[Data records]

-.-.-

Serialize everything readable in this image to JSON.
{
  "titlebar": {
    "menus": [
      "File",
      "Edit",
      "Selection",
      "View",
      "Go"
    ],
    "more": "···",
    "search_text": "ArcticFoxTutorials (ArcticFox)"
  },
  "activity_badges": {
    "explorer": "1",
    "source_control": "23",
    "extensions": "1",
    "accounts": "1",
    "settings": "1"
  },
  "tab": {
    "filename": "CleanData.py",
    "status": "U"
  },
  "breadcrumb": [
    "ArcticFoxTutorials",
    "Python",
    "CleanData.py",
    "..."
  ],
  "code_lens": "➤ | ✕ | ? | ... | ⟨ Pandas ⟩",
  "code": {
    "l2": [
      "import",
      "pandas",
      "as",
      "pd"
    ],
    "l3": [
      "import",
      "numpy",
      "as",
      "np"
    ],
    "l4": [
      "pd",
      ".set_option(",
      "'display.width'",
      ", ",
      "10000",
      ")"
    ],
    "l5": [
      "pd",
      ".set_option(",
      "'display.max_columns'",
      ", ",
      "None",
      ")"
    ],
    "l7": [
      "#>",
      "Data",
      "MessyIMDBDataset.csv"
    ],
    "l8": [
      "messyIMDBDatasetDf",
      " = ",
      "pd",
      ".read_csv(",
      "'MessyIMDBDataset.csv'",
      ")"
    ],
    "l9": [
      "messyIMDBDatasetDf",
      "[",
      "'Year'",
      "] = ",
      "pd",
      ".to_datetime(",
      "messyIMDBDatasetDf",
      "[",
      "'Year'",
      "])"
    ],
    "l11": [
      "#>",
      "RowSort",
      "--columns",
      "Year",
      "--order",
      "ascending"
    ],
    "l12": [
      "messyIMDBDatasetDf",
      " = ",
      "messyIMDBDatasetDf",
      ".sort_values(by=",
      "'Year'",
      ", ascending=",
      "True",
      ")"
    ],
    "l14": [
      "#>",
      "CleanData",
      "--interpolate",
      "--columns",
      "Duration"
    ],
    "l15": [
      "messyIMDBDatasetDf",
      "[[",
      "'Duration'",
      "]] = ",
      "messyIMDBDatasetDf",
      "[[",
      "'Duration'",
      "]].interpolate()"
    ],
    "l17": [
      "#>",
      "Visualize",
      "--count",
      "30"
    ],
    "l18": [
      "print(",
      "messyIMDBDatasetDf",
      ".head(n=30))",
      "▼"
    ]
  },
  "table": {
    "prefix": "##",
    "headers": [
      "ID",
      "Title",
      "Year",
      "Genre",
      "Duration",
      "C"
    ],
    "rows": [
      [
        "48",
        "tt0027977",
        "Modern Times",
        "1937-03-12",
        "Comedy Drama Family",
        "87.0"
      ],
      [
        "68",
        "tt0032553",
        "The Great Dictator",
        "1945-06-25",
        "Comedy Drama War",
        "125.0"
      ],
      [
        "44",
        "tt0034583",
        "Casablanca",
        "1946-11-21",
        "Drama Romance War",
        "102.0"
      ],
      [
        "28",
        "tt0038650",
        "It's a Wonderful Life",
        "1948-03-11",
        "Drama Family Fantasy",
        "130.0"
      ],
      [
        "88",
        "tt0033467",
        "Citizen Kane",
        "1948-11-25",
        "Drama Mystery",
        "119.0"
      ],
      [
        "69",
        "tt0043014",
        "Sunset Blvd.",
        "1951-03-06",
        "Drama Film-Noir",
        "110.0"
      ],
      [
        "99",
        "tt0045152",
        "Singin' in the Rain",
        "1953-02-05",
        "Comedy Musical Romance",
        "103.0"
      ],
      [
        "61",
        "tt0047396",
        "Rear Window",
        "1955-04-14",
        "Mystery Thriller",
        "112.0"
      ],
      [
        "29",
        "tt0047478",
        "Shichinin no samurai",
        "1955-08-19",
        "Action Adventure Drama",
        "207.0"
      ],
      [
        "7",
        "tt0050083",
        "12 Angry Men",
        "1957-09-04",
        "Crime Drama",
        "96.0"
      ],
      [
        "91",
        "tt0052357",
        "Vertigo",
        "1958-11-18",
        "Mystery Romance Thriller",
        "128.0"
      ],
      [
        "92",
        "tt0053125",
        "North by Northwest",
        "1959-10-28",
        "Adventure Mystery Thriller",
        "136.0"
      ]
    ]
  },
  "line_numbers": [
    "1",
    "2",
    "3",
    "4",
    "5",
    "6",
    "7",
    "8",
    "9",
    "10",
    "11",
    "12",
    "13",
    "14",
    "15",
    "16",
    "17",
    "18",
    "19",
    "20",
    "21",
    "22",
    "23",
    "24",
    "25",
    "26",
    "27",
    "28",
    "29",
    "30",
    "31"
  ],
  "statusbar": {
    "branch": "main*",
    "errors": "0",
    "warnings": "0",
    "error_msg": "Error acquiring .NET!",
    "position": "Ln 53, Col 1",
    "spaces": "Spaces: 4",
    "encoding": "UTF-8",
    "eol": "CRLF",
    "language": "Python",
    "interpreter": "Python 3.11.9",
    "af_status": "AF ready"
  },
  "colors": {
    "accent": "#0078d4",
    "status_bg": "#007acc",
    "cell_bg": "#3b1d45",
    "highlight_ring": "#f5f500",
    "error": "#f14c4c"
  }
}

-.-.-

> _WHAT YOU ARE ASKED TO DO_:
Show all lines in the entries above where the string "Duration" appears.

> _WRITTEN ANSWER_:
      "Duration"
      "'Duration'",
      "'Duration'",
      "Duration",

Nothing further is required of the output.